REQUEST
Would you quote every entry exactly, dropping only the pictures?

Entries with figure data
---

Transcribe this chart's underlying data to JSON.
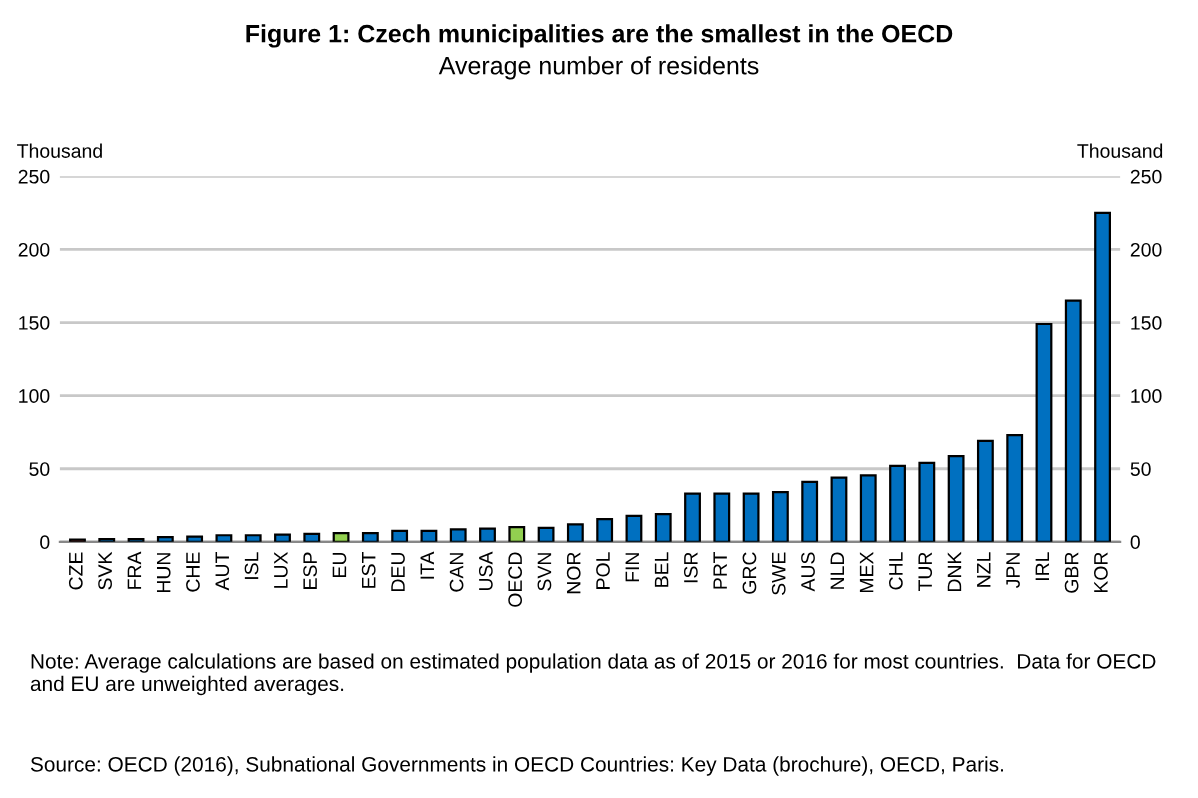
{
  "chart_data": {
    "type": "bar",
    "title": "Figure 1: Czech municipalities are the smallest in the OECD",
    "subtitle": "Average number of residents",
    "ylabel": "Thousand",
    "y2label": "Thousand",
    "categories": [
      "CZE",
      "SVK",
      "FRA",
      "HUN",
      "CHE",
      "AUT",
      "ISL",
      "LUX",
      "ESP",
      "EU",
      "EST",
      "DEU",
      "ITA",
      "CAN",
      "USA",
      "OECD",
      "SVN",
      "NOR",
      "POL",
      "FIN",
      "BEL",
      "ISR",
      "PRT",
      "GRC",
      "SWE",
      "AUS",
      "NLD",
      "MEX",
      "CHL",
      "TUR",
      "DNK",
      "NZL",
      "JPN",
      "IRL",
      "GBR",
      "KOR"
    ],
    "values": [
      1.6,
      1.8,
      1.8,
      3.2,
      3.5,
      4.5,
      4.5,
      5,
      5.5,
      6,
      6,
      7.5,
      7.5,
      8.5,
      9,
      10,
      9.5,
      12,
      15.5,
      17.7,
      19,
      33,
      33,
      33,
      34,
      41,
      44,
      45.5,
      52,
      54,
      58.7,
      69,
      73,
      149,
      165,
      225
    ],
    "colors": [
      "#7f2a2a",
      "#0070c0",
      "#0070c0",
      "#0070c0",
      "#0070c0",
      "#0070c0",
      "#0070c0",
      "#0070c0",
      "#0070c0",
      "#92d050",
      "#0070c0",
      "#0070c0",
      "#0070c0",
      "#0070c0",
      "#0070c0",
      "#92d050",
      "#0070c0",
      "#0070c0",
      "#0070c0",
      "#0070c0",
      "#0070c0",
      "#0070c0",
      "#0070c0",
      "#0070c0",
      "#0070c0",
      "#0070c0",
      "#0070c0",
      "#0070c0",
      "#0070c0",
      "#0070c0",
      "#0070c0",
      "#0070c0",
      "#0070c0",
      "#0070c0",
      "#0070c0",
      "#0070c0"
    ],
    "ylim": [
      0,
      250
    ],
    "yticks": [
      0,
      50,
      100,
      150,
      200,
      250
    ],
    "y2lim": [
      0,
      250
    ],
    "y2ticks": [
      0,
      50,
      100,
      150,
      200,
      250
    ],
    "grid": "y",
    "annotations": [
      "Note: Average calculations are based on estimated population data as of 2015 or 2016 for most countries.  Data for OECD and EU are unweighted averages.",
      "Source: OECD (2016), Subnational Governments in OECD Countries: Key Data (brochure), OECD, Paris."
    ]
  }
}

---

ANSWER
Transcribe this chart's underlying data to JSON.
{
  "chart_data": {
    "type": "bar",
    "title": "Figure 1: Czech municipalities are the smallest in the OECD",
    "subtitle": "Average number of residents",
    "ylabel": "Thousand",
    "y2label": "Thousand",
    "categories": [
      "CZE",
      "SVK",
      "FRA",
      "HUN",
      "CHE",
      "AUT",
      "ISL",
      "LUX",
      "ESP",
      "EU",
      "EST",
      "DEU",
      "ITA",
      "CAN",
      "USA",
      "OECD",
      "SVN",
      "NOR",
      "POL",
      "FIN",
      "BEL",
      "ISR",
      "PRT",
      "GRC",
      "SWE",
      "AUS",
      "NLD",
      "MEX",
      "CHL",
      "TUR",
      "DNK",
      "NZL",
      "JPN",
      "IRL",
      "GBR",
      "KOR"
    ],
    "values": [
      1.6,
      1.8,
      1.8,
      3.2,
      3.5,
      4.5,
      4.5,
      5,
      5.5,
      6,
      6,
      7.5,
      7.5,
      8.5,
      9,
      10,
      9.5,
      12,
      15.5,
      17.7,
      19,
      33,
      33,
      33,
      34,
      41,
      44,
      45.5,
      52,
      54,
      58.7,
      69,
      73,
      149,
      165,
      225
    ],
    "colors": [
      "#7f2a2a",
      "#0070c0",
      "#0070c0",
      "#0070c0",
      "#0070c0",
      "#0070c0",
      "#0070c0",
      "#0070c0",
      "#0070c0",
      "#92d050",
      "#0070c0",
      "#0070c0",
      "#0070c0",
      "#0070c0",
      "#0070c0",
      "#92d050",
      "#0070c0",
      "#0070c0",
      "#0070c0",
      "#0070c0",
      "#0070c0",
      "#0070c0",
      "#0070c0",
      "#0070c0",
      "#0070c0",
      "#0070c0",
      "#0070c0",
      "#0070c0",
      "#0070c0",
      "#0070c0",
      "#0070c0",
      "#0070c0",
      "#0070c0",
      "#0070c0",
      "#0070c0",
      "#0070c0"
    ],
    "ylim": [
      0,
      250
    ],
    "yticks": [
      0,
      50,
      100,
      150,
      200,
      250
    ],
    "y2lim": [
      0,
      250
    ],
    "y2ticks": [
      0,
      50,
      100,
      150,
      200,
      250
    ],
    "grid": "y",
    "annotations": [
      "Note: Average calculations are based on estimated population data as of 2015 or 2016 for most countries.  Data for OECD and EU are unweighted averages.",
      "Source: OECD (2016), Subnational Governments in OECD Countries: Key Data (brochure), OECD, Paris."
    ]
  }
}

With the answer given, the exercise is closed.